__Records to process__.
********

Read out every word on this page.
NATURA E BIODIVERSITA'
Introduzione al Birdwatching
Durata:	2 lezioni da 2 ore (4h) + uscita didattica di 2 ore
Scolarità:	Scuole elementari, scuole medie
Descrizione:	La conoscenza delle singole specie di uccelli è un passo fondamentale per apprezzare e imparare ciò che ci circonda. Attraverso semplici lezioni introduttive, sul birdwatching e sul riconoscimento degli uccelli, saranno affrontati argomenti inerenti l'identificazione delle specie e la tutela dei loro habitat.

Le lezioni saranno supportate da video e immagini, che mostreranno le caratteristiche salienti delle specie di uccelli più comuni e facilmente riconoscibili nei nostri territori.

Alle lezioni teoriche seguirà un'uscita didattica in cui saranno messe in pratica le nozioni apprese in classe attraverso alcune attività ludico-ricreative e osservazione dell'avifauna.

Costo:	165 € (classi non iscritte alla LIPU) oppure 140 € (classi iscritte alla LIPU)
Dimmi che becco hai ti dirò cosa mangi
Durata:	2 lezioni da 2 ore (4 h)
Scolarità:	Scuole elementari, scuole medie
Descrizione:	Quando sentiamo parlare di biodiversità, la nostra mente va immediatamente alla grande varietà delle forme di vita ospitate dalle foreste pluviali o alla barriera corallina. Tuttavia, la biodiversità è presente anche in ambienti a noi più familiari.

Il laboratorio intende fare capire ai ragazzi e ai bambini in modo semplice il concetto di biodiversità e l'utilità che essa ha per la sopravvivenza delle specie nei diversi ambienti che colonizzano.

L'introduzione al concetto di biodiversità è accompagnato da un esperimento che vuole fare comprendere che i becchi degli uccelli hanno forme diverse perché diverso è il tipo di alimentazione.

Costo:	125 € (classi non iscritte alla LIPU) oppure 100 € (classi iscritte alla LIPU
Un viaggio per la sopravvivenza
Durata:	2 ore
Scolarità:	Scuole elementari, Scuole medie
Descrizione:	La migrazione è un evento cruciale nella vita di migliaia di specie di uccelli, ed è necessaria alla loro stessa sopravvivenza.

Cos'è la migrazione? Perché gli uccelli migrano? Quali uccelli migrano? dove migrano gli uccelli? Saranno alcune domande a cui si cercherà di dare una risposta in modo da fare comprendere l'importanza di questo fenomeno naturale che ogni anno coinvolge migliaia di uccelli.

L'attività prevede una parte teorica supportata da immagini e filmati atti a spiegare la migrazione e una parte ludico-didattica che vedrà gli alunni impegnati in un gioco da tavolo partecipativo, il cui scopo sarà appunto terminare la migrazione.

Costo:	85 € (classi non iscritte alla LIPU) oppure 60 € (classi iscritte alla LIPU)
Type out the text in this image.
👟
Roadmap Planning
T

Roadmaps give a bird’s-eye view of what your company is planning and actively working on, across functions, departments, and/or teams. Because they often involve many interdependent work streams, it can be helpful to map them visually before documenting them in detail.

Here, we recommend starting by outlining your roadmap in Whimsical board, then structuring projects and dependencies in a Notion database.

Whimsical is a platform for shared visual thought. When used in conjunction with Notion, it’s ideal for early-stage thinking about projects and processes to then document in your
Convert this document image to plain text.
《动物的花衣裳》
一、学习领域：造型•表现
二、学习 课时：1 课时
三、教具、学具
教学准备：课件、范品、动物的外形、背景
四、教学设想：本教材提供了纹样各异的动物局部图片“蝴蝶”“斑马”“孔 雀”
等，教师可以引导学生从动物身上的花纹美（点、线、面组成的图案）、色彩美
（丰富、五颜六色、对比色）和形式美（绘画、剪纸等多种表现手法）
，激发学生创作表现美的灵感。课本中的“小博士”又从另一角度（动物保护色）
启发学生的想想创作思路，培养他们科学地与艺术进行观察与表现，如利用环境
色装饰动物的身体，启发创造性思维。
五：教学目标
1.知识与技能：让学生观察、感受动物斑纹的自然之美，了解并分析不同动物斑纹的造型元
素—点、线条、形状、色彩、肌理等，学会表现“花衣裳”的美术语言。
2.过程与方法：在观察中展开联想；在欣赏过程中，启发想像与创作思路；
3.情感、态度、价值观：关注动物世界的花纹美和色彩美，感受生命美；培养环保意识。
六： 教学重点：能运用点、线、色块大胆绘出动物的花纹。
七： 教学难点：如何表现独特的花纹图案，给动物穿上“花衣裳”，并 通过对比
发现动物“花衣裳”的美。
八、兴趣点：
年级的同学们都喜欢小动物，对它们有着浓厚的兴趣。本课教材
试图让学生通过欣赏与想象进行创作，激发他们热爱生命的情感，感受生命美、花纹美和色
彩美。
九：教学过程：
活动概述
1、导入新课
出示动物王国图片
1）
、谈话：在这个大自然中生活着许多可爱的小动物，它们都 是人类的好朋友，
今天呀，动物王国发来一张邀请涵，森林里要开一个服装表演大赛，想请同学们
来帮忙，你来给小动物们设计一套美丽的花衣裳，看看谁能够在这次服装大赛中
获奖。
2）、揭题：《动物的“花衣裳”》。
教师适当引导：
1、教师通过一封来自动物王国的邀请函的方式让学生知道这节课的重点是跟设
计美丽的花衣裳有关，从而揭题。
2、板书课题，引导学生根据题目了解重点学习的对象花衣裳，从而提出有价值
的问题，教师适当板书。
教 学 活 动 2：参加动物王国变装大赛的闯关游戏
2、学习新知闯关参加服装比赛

********

Write the entries again, exactly as they stand.

__Written solution__.
Read out every word on this page.
NATURA E BIODIVERSITA'
Introduzione al Birdwatching
Durata:	2 lezioni da 2 ore (4h) + uscita didattica di 2 ore
Scolarità:	Scuole elementari, scuole medie
Descrizione:	La conoscenza delle singole specie di uccelli è un passo fondamentale per apprezzare e imparare ciò che ci circonda. Attraverso semplici lezioni introduttive, sul birdwatching e sul riconoscimento degli uccelli, saranno affrontati argomenti inerenti l'identificazione delle specie e la tutela dei loro habitat.

Le lezioni saranno supportate da video e immagini, che mostreranno le caratteristiche salienti delle specie di uccelli più comuni e facilmente riconoscibili nei nostri territori.

Alle lezioni teoriche seguirà un'uscita didattica in cui saranno messe in pratica le nozioni apprese in classe attraverso alcune attività ludico-ricreative e osservazione dell'avifauna.

Costo:	165 € (classi non iscritte alla LIPU) oppure 140 € (classi iscritte alla LIPU)
Dimmi che becco hai ti dirò cosa mangi
Durata:	2 lezioni da 2 ore (4 h)
Scolarità:	Scuole elementari, scuole medie
Descrizione:	Quando sentiamo parlare di biodiversità, la nostra mente va immediatamente alla grande varietà delle forme di vita ospitate dalle foreste pluviali o alla barriera corallina. Tuttavia, la biodiversità è presente anche in ambienti a noi più familiari.

Il laboratorio intende fare capire ai ragazzi e ai bambini in modo semplice il concetto di biodiversità e l'utilità che essa ha per la sopravvivenza delle specie nei diversi ambienti che colonizzano.

L'introduzione al concetto di biodiversità è accompagnato da un esperimento che vuole fare comprendere che i becchi degli uccelli hanno forme diverse perché diverso è il tipo di alimentazione.

Costo:	125 € (classi non iscritte alla LIPU) oppure 100 € (classi iscritte alla LIPU
Un viaggio per la sopravvivenza
Durata:	2 ore
Scolarità:	Scuole elementari, Scuole medie
Descrizione:	La migrazione è un evento cruciale nella vita di migliaia di specie di uccelli, ed è necessaria alla loro stessa sopravvivenza.

Cos'è la migrazione? Perché gli uccelli migrano? Quali uccelli migrano? dove migrano gli uccelli? Saranno alcune domande a cui si cercherà di dare una risposta in modo da fare comprendere l'importanza di questo fenomeno naturale che ogni anno coinvolge migliaia di uccelli.

L'attività prevede una parte teorica supportata da immagini e filmati atti a spiegare la migrazione e una parte ludico-didattica che vedrà gli alunni impegnati in un gioco da tavolo partecipativo, il cui scopo sarà appunto terminare la migrazione.

Costo:	85 € (classi non iscritte alla LIPU) oppure 60 € (classi iscritte alla LIPU)
Type out the text in this image.
👟
Roadmap Planning
T

Roadmaps give a bird’s-eye view of what your company is planning and actively working on, across functions, departments, and/or teams. Because they often involve many interdependent work streams, it can be helpful to map them visually before documenting them in detail.

Here, we recommend starting by outlining your roadmap in Whimsical board, then structuring projects and dependencies in a Notion database.

Whimsical is a platform for shared visual thought. When used in conjunction with Notion, it’s ideal for early-stage thinking about projects and processes to then document in your
Convert this document image to plain text.
《动物的花衣裳》
一、学习领域：造型•表现
二、学习 课时：1 课时
三、教具、学具
教学准备：课件、范品、动物的外形、背景
四、教学设想：本教材提供了纹样各异的动物局部图片“蝴蝶”“斑马”“孔 雀”
等，教师可以引导学生从动物身上的花纹美（点、线、面组成的图案）、色彩美
（丰富、五颜六色、对比色）和形式美（绘画、剪纸等多种表现手法）
，激发学生创作表现美的灵感。课本中的“小博士”又从另一角度（动物保护色）
启发学生的想想创作思路，培养他们科学地与艺术进行观察与表现，如利用环境
色装饰动物的身体，启发创造性思维。
五：教学目标
1.知识与技能：让学生观察、感受动物斑纹的自然之美，了解并分析不同动物斑纹的造型元
素—点、线条、形状、色彩、肌理等，学会表现“花衣裳”的美术语言。
2.过程与方法：在观察中展开联想；在欣赏过程中，启发想像与创作思路；
3.情感、态度、价值观：关注动物世界的花纹美和色彩美，感受生命美；培养环保意识。
六： 教学重点：能运用点、线、色块大胆绘出动物的花纹。
七： 教学难点：如何表现独特的花纹图案，给动物穿上“花衣裳”，并 通过对比
发现动物“花衣裳”的美。
八、兴趣点：
年级的同学们都喜欢小动物，对它们有着浓厚的兴趣。本课教材
试图让学生通过欣赏与想象进行创作，激发他们热爱生命的情感，感受生命美、花纹美和色
彩美。
九：教学过程：
活动概述
1、导入新课
出示动物王国图片
1）
、谈话：在这个大自然中生活着许多可爱的小动物，它们都 是人类的好朋友，
今天呀，动物王国发来一张邀请涵，森林里要开一个服装表演大赛，想请同学们
来帮忙，你来给小动物们设计一套美丽的花衣裳，看看谁能够在这次服装大赛中
获奖。
2）、揭题：《动物的“花衣裳”》。
教师适当引导：
1、教师通过一封来自动物王国的邀请函的方式让学生知道这节课的重点是跟设
计美丽的花衣裳有关，从而揭题。
2、板书课题，引导学生根据题目了解重点学习的对象花衣裳，从而提出有价值
的问题，教师适当板书。
教 学 活 动 2：参加动物王国变装大赛的闯关游戏
2、学习新知闯关参加服装比赛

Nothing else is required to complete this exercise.